#### [Your instructions]
From the records below, extract all the text exactly and leave the images behind.

#### [Input rows]
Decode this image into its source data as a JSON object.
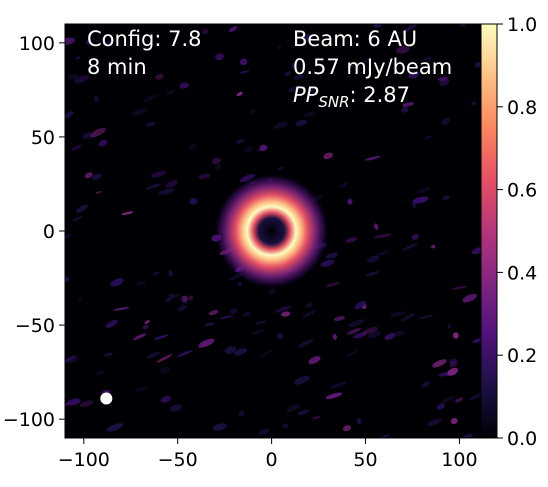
{
  "chart_data": {
    "type": "heatmap",
    "title": "",
    "xlabel": "",
    "ylabel": "",
    "xlim": [
      -110,
      120
    ],
    "ylim": [
      -110,
      110
    ],
    "x_ticks": [
      -100,
      -50,
      0,
      50,
      100
    ],
    "y_ticks": [
      100,
      50,
      0,
      -50,
      -100
    ],
    "x_tick_labels": [
      "−100",
      "−50",
      "0",
      "50",
      "100"
    ],
    "y_tick_labels": [
      "100",
      "50",
      "0",
      "−50",
      "−100"
    ],
    "colormap": "magma",
    "colorbar": {
      "range": [
        0.0,
        1.0
      ],
      "ticks": [
        1.0,
        0.8,
        0.6,
        0.4,
        0.2,
        0.0
      ],
      "tick_labels": [
        "1.0",
        "0.8",
        "0.6",
        "0.4",
        "0.2",
        "0.0"
      ]
    },
    "features": {
      "ring": {
        "center": [
          0,
          0
        ],
        "radius": 12,
        "peak": 1.0
      },
      "beam": {
        "center": [
          -88,
          -89
        ],
        "label": "Beam: 6 AU"
      }
    },
    "annotations": {
      "config": "Config: 7.8",
      "time": "8 min",
      "beam": "Beam: 6 AU",
      "sensitivity": "0.57 mJy/beam",
      "pp_main": "PP",
      "pp_sub": "SNR",
      "pp_value": ": 2.87"
    }
  },
  "colors": {
    "background": "#000004",
    "beam": "#ffffff",
    "magma_stops": [
      "#000004",
      "#1c1044",
      "#4f127b",
      "#812581",
      "#b5367a",
      "#e55064",
      "#fb8761",
      "#fec287",
      "#fcfdbf"
    ]
  }
}
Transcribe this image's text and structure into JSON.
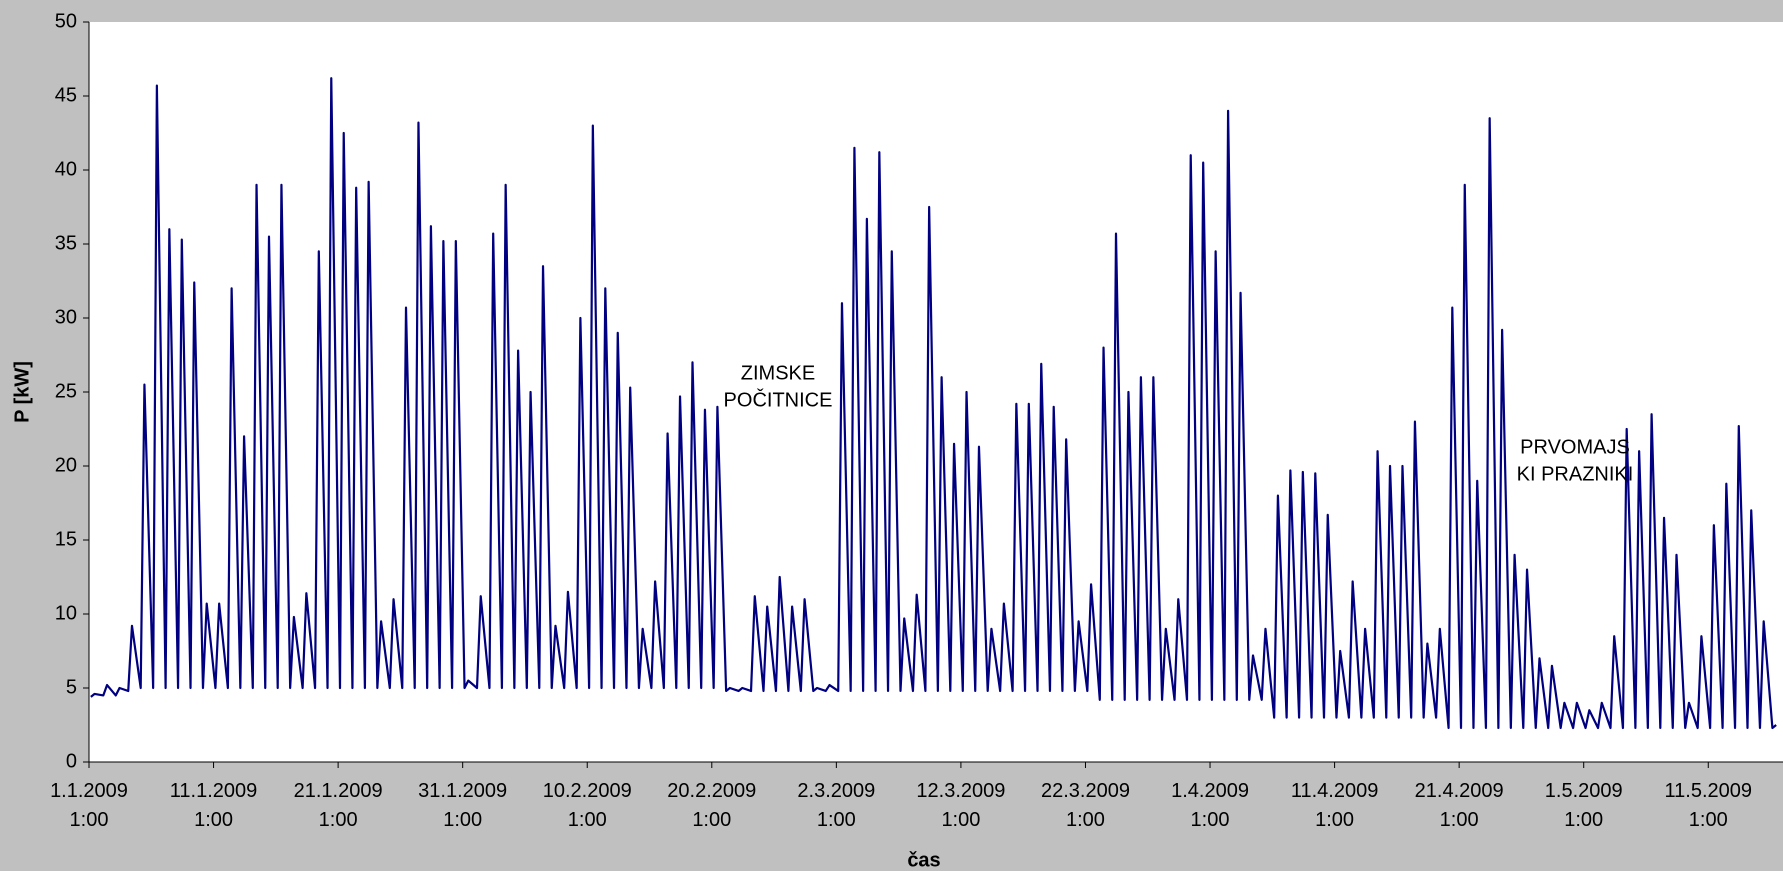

#### [Task output]
Decode this image into its source data as a JSON object.
{
  "chart_data": {
    "type": "heatmap",
    "title": "",
    "xlabel": "",
    "ylabel": "",
    "xlim": [
      -110,
      120
    ],
    "ylim": [
      -110,
      110
    ],
    "x_ticks": [
      -100,
      -50,
      0,
      50,
      100
    ],
    "y_ticks": [
      100,
      50,
      0,
      -50,
      -100
    ],
    "x_tick_labels": [
      "−100",
      "−50",
      "0",
      "50",
      "100"
    ],
    "y_tick_labels": [
      "100",
      "50",
      "0",
      "−50",
      "−100"
    ],
    "colormap": "magma",
    "colorbar": {
      "range": [
        0.0,
        1.0
      ],
      "ticks": [
        1.0,
        0.8,
        0.6,
        0.4,
        0.2,
        0.0
      ],
      "tick_labels": [
        "1.0",
        "0.8",
        "0.6",
        "0.4",
        "0.2",
        "0.0"
      ]
    },
    "features": {
      "ring": {
        "center": [
          0,
          0
        ],
        "radius": 12,
        "peak": 1.0
      },
      "beam": {
        "center": [
          -88,
          -89
        ],
        "label": "Beam: 6 AU"
      }
    },
    "annotations": {
      "config": "Config: 7.8",
      "time": "8 min",
      "beam": "Beam: 6 AU",
      "sensitivity": "0.57 mJy/beam",
      "pp_main": "PP",
      "pp_sub": "SNR",
      "pp_value": ": 2.87"
    }
  },
  "colors": {
    "background": "#000004",
    "beam": "#ffffff",
    "magma_stops": [
      "#000004",
      "#1c1044",
      "#4f127b",
      "#812581",
      "#b5367a",
      "#e55064",
      "#fb8761",
      "#fec287",
      "#fcfdbf"
    ]
  }
}
Transcribe this image's text and structure into JSON.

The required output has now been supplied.